## Aim of the exercise
All entries below are to be set down again, identical to the source.

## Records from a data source
* start *

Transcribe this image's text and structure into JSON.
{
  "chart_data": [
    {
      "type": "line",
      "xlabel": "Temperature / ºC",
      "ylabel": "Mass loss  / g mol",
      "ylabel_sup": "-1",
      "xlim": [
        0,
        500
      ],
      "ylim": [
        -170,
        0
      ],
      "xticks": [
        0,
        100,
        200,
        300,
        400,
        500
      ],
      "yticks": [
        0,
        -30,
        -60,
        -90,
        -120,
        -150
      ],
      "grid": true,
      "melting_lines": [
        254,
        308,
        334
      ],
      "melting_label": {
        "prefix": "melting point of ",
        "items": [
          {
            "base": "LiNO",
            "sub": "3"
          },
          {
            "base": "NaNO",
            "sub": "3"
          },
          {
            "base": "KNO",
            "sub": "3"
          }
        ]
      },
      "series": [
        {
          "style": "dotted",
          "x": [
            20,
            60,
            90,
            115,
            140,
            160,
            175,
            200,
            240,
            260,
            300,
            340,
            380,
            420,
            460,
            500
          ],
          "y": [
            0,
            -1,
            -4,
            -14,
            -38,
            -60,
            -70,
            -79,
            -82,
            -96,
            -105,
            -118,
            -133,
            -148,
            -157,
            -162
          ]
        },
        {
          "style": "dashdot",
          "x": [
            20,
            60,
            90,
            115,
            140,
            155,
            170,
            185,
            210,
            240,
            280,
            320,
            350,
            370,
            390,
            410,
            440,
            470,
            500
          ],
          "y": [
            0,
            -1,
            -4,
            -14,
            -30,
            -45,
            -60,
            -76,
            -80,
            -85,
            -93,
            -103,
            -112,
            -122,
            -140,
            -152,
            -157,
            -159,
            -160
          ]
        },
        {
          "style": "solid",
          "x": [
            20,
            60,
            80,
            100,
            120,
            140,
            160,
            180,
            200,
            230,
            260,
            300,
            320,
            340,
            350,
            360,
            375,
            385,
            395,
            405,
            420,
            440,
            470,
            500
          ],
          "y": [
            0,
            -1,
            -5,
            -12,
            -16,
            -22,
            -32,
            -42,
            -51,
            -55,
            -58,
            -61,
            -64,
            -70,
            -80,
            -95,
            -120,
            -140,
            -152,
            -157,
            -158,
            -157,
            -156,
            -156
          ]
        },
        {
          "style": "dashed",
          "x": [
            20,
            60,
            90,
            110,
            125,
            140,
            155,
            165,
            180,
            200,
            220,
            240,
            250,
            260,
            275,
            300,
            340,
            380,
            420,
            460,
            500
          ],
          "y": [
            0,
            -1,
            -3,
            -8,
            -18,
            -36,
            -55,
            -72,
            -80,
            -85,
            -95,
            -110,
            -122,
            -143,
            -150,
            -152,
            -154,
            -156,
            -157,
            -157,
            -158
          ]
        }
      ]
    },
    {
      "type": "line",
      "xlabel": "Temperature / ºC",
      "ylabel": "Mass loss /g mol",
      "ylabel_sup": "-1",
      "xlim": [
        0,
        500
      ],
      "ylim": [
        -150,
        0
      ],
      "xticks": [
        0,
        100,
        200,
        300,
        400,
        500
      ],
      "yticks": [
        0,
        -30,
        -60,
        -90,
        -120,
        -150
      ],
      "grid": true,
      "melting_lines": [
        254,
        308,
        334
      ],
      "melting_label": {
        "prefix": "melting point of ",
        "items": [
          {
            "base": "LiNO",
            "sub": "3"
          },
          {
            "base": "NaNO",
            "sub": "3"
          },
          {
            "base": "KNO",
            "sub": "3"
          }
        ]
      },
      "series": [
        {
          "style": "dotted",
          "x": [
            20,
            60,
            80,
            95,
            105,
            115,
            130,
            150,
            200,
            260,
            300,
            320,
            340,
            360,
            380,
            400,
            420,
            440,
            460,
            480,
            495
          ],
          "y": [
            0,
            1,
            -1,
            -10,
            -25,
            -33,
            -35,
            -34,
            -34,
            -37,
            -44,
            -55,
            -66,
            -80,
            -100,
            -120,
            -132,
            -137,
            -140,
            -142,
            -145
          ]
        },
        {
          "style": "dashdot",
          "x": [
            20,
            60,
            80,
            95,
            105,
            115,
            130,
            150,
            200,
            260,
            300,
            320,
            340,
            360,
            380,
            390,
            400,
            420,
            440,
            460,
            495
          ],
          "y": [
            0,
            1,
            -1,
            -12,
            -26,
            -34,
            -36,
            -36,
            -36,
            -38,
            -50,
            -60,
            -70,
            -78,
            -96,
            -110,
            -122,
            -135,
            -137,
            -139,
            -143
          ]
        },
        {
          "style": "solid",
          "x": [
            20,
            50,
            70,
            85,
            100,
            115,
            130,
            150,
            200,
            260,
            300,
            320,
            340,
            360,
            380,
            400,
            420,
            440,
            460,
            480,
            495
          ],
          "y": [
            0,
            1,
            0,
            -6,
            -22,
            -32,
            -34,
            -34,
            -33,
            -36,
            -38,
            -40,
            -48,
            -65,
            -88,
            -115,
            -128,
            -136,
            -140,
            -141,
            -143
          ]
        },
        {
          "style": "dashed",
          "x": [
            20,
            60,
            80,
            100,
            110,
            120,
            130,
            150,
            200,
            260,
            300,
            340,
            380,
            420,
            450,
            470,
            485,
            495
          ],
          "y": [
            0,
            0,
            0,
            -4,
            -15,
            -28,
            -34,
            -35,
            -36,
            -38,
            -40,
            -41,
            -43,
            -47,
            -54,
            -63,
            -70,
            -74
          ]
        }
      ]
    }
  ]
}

* end *

## Output of the task
Transcribe this image's text and structure into JSON.
{
  "chart_data": [
    {
      "type": "line",
      "xlabel": "Temperature / ºC",
      "ylabel": "Mass loss  / g mol",
      "ylabel_sup": "-1",
      "xlim": [
        0,
        500
      ],
      "ylim": [
        -170,
        0
      ],
      "xticks": [
        0,
        100,
        200,
        300,
        400,
        500
      ],
      "yticks": [
        0,
        -30,
        -60,
        -90,
        -120,
        -150
      ],
      "grid": true,
      "melting_lines": [
        254,
        308,
        334
      ],
      "melting_label": {
        "prefix": "melting point of ",
        "items": [
          {
            "base": "LiNO",
            "sub": "3"
          },
          {
            "base": "NaNO",
            "sub": "3"
          },
          {
            "base": "KNO",
            "sub": "3"
          }
        ]
      },
      "series": [
        {
          "style": "dotted",
          "x": [
            20,
            60,
            90,
            115,
            140,
            160,
            175,
            200,
            240,
            260,
            300,
            340,
            380,
            420,
            460,
            500
          ],
          "y": [
            0,
            -1,
            -4,
            -14,
            -38,
            -60,
            -70,
            -79,
            -82,
            -96,
            -105,
            -118,
            -133,
            -148,
            -157,
            -162
          ]
        },
        {
          "style": "dashdot",
          "x": [
            20,
            60,
            90,
            115,
            140,
            155,
            170,
            185,
            210,
            240,
            280,
            320,
            350,
            370,
            390,
            410,
            440,
            470,
            500
          ],
          "y": [
            0,
            -1,
            -4,
            -14,
            -30,
            -45,
            -60,
            -76,
            -80,
            -85,
            -93,
            -103,
            -112,
            -122,
            -140,
            -152,
            -157,
            -159,
            -160
          ]
        },
        {
          "style": "solid",
          "x": [
            20,
            60,
            80,
            100,
            120,
            140,
            160,
            180,
            200,
            230,
            260,
            300,
            320,
            340,
            350,
            360,
            375,
            385,
            395,
            405,
            420,
            440,
            470,
            500
          ],
          "y": [
            0,
            -1,
            -5,
            -12,
            -16,
            -22,
            -32,
            -42,
            -51,
            -55,
            -58,
            -61,
            -64,
            -70,
            -80,
            -95,
            -120,
            -140,
            -152,
            -157,
            -158,
            -157,
            -156,
            -156
          ]
        },
        {
          "style": "dashed",
          "x": [
            20,
            60,
            90,
            110,
            125,
            140,
            155,
            165,
            180,
            200,
            220,
            240,
            250,
            260,
            275,
            300,
            340,
            380,
            420,
            460,
            500
          ],
          "y": [
            0,
            -1,
            -3,
            -8,
            -18,
            -36,
            -55,
            -72,
            -80,
            -85,
            -95,
            -110,
            -122,
            -143,
            -150,
            -152,
            -154,
            -156,
            -157,
            -157,
            -158
          ]
        }
      ]
    },
    {
      "type": "line",
      "xlabel": "Temperature / ºC",
      "ylabel": "Mass loss /g mol",
      "ylabel_sup": "-1",
      "xlim": [
        0,
        500
      ],
      "ylim": [
        -150,
        0
      ],
      "xticks": [
        0,
        100,
        200,
        300,
        400,
        500
      ],
      "yticks": [
        0,
        -30,
        -60,
        -90,
        -120,
        -150
      ],
      "grid": true,
      "melting_lines": [
        254,
        308,
        334
      ],
      "melting_label": {
        "prefix": "melting point of ",
        "items": [
          {
            "base": "LiNO",
            "sub": "3"
          },
          {
            "base": "NaNO",
            "sub": "3"
          },
          {
            "base": "KNO",
            "sub": "3"
          }
        ]
      },
      "series": [
        {
          "style": "dotted",
          "x": [
            20,
            60,
            80,
            95,
            105,
            115,
            130,
            150,
            200,
            260,
            300,
            320,
            340,
            360,
            380,
            400,
            420,
            440,
            460,
            480,
            495
          ],
          "y": [
            0,
            1,
            -1,
            -10,
            -25,
            -33,
            -35,
            -34,
            -34,
            -37,
            -44,
            -55,
            -66,
            -80,
            -100,
            -120,
            -132,
            -137,
            -140,
            -142,
            -145
          ]
        },
        {
          "style": "dashdot",
          "x": [
            20,
            60,
            80,
            95,
            105,
            115,
            130,
            150,
            200,
            260,
            300,
            320,
            340,
            360,
            380,
            390,
            400,
            420,
            440,
            460,
            495
          ],
          "y": [
            0,
            1,
            -1,
            -12,
            -26,
            -34,
            -36,
            -36,
            -36,
            -38,
            -50,
            -60,
            -70,
            -78,
            -96,
            -110,
            -122,
            -135,
            -137,
            -139,
            -143
          ]
        },
        {
          "style": "solid",
          "x": [
            20,
            50,
            70,
            85,
            100,
            115,
            130,
            150,
            200,
            260,
            300,
            320,
            340,
            360,
            380,
            400,
            420,
            440,
            460,
            480,
            495
          ],
          "y": [
            0,
            1,
            0,
            -6,
            -22,
            -32,
            -34,
            -34,
            -33,
            -36,
            -38,
            -40,
            -48,
            -65,
            -88,
            -115,
            -128,
            -136,
            -140,
            -141,
            -143
          ]
        },
        {
          "style": "dashed",
          "x": [
            20,
            60,
            80,
            100,
            110,
            120,
            130,
            150,
            200,
            260,
            300,
            340,
            380,
            420,
            450,
            470,
            485,
            495
          ],
          "y": [
            0,
            0,
            0,
            -4,
            -15,
            -28,
            -34,
            -35,
            -36,
            -38,
            -40,
            -41,
            -43,
            -47,
            -54,
            -63,
            -70,
            -74
          ]
        }
      ]
    }
  ]
}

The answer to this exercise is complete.